Data extracted from a collection
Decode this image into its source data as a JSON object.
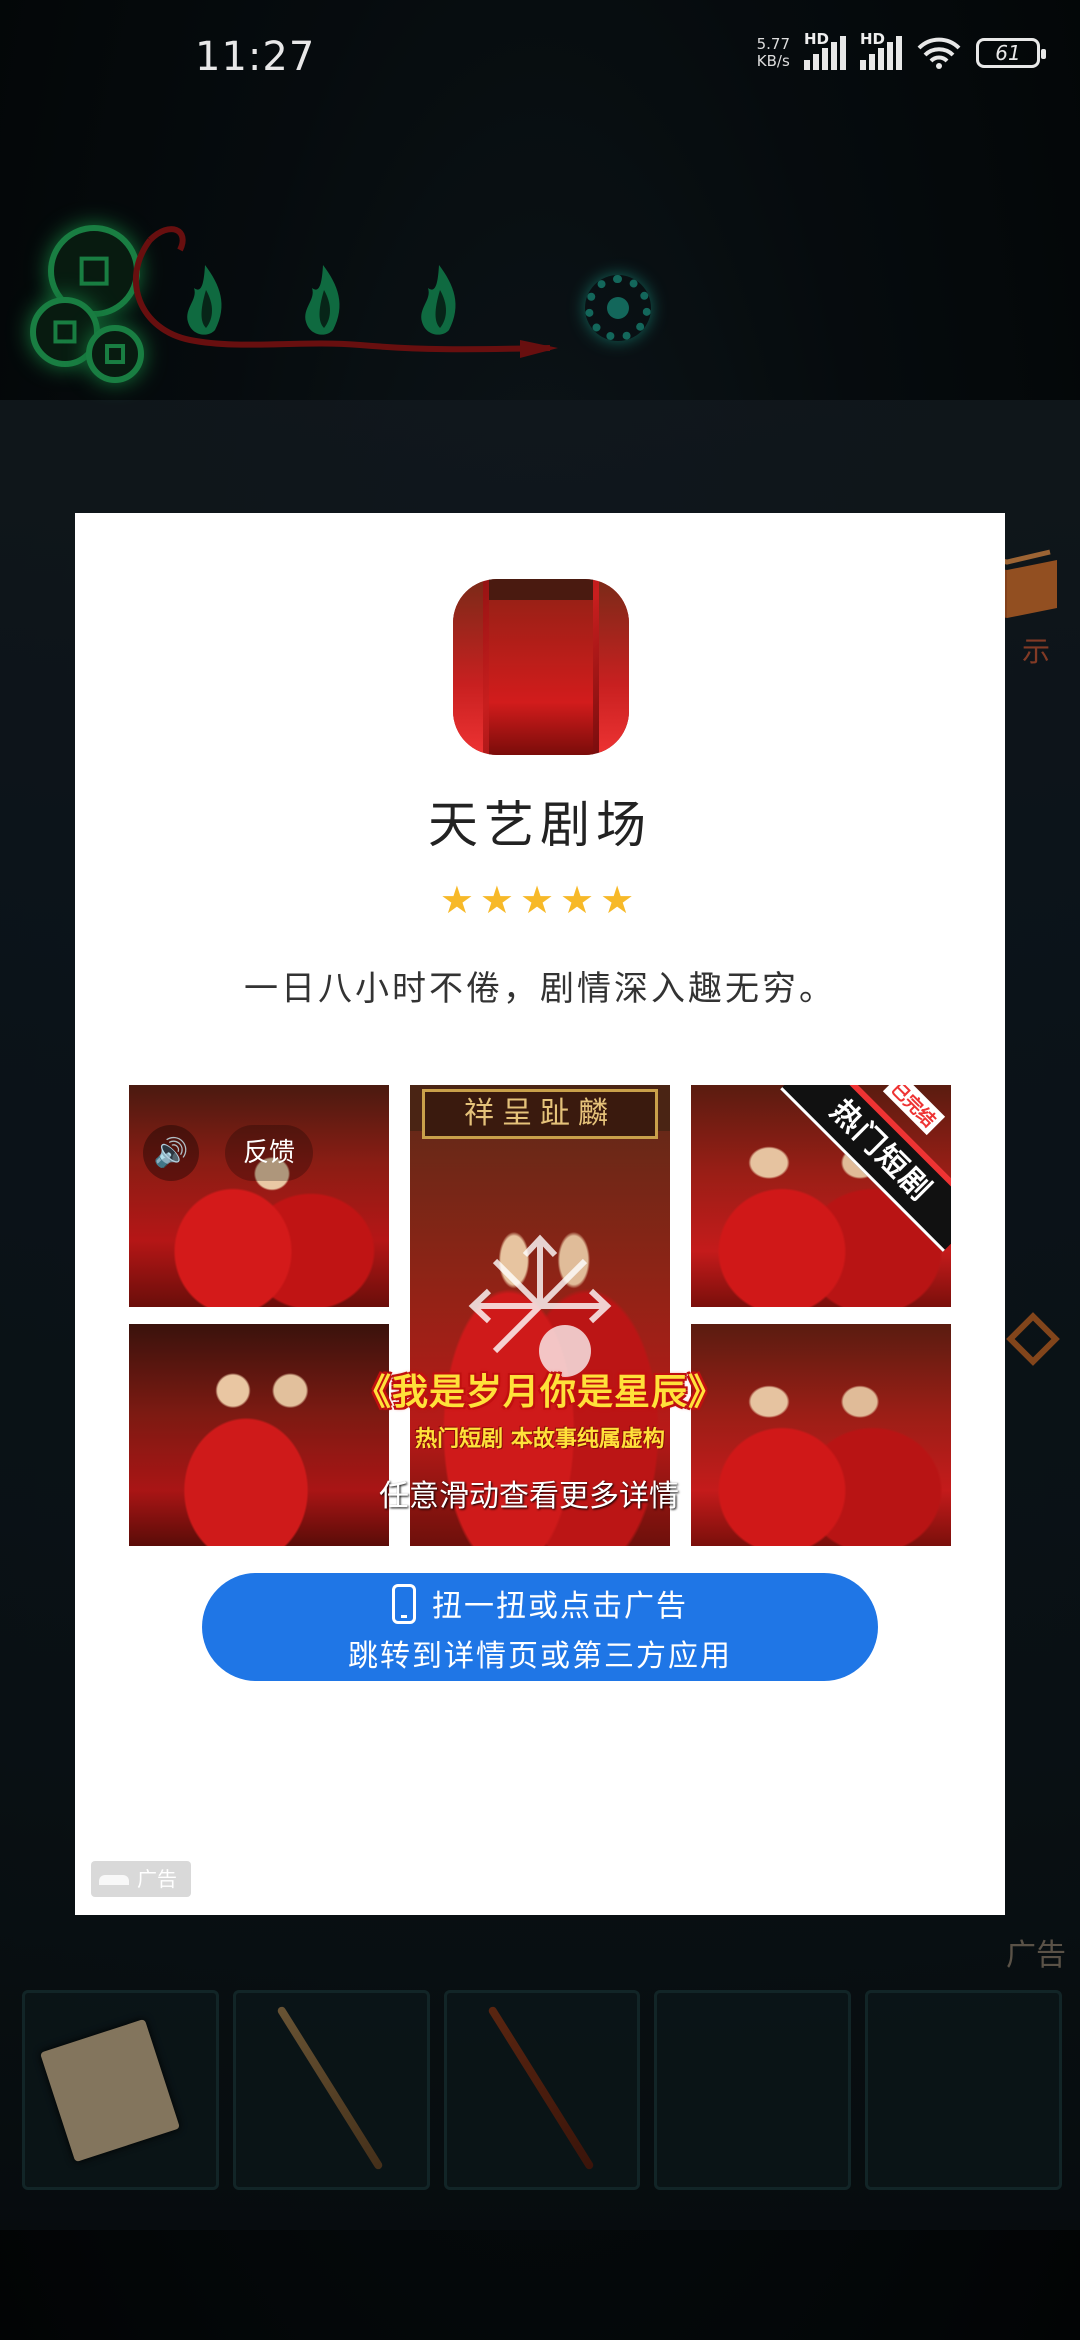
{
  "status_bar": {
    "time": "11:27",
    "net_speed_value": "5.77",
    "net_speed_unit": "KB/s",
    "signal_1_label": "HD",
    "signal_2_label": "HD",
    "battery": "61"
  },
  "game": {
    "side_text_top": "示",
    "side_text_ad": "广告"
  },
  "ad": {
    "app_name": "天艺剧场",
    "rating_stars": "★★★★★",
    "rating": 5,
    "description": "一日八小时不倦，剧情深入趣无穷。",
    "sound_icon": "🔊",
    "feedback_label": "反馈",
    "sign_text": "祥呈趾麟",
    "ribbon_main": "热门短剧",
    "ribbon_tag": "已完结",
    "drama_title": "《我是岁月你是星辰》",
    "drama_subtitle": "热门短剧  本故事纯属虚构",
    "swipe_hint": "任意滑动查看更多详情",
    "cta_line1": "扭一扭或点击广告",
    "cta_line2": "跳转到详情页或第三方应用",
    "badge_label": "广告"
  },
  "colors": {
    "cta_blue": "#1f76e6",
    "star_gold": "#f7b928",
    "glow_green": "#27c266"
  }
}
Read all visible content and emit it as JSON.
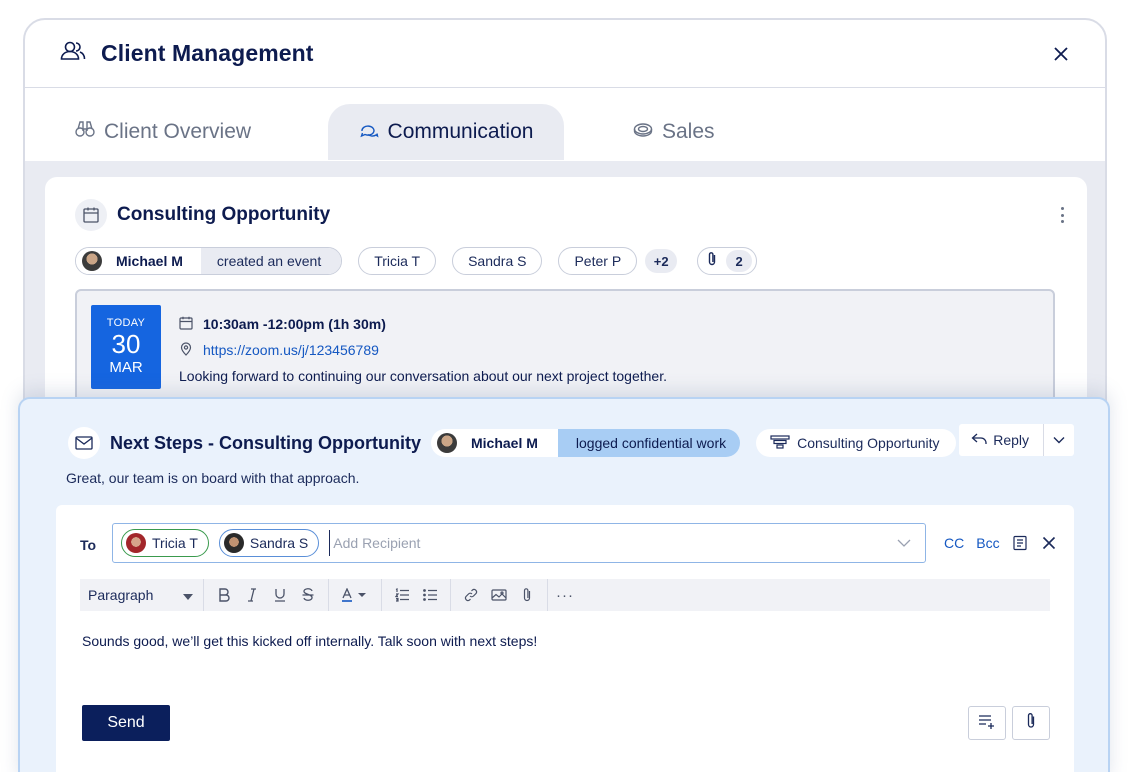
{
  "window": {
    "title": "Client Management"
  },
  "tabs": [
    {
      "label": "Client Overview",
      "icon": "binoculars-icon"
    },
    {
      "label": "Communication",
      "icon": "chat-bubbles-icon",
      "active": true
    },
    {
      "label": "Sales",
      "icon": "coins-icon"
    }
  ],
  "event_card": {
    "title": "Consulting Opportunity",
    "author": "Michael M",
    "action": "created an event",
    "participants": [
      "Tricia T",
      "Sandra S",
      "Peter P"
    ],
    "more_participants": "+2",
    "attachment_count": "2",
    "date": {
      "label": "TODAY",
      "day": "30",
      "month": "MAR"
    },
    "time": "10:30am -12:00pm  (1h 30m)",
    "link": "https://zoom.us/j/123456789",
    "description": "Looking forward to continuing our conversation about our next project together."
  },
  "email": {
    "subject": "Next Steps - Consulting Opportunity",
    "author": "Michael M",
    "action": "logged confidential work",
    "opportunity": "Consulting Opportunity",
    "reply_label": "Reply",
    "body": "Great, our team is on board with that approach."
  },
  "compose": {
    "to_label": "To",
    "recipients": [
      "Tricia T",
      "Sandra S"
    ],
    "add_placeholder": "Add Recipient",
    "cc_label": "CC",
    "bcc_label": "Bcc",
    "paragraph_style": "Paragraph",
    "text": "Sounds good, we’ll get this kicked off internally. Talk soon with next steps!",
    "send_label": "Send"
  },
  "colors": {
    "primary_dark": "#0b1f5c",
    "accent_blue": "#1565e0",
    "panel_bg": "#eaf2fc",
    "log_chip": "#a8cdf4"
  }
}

REQUIREMENT: Every line of the data should be copied as it stands, without the images.

SOLUTION TO THIS TASK:
Decode this image into its source data as a JSON object.
{
  "status_bar": {
    "time": "11:27",
    "net_speed_value": "5.77",
    "net_speed_unit": "KB/s",
    "signal_1_label": "HD",
    "signal_2_label": "HD",
    "battery": "61"
  },
  "game": {
    "side_text_top": "示",
    "side_text_ad": "广告"
  },
  "ad": {
    "app_name": "天艺剧场",
    "rating_stars": "★★★★★",
    "rating": 5,
    "description": "一日八小时不倦，剧情深入趣无穷。",
    "sound_icon": "🔊",
    "feedback_label": "反馈",
    "sign_text": "祥呈趾麟",
    "ribbon_main": "热门短剧",
    "ribbon_tag": "已完结",
    "drama_title": "《我是岁月你是星辰》",
    "drama_subtitle": "热门短剧  本故事纯属虚构",
    "swipe_hint": "任意滑动查看更多详情",
    "cta_line1": "扭一扭或点击广告",
    "cta_line2": "跳转到详情页或第三方应用",
    "badge_label": "广告"
  },
  "colors": {
    "cta_blue": "#1f76e6",
    "star_gold": "#f7b928",
    "glow_green": "#27c266"
  }
}
Read all visible content and emit it as JSON.
{
  "window": {
    "title": "Client Management"
  },
  "tabs": [
    {
      "label": "Client Overview",
      "icon": "binoculars-icon"
    },
    {
      "label": "Communication",
      "icon": "chat-bubbles-icon",
      "active": true
    },
    {
      "label": "Sales",
      "icon": "coins-icon"
    }
  ],
  "event_card": {
    "title": "Consulting Opportunity",
    "author": "Michael M",
    "action": "created an event",
    "participants": [
      "Tricia T",
      "Sandra S",
      "Peter P"
    ],
    "more_participants": "+2",
    "attachment_count": "2",
    "date": {
      "label": "TODAY",
      "day": "30",
      "month": "MAR"
    },
    "time": "10:30am -12:00pm  (1h 30m)",
    "link": "https://zoom.us/j/123456789",
    "description": "Looking forward to continuing our conversation about our next project together."
  },
  "email": {
    "subject": "Next Steps - Consulting Opportunity",
    "author": "Michael M",
    "action": "logged confidential work",
    "opportunity": "Consulting Opportunity",
    "reply_label": "Reply",
    "body": "Great, our team is on board with that approach."
  },
  "compose": {
    "to_label": "To",
    "recipients": [
      "Tricia T",
      "Sandra S"
    ],
    "add_placeholder": "Add Recipient",
    "cc_label": "CC",
    "bcc_label": "Bcc",
    "paragraph_style": "Paragraph",
    "text": "Sounds good, we’ll get this kicked off internally. Talk soon with next steps!",
    "send_label": "Send"
  },
  "colors": {
    "primary_dark": "#0b1f5c",
    "accent_blue": "#1565e0",
    "panel_bg": "#eaf2fc",
    "log_chip": "#a8cdf4"
  }
}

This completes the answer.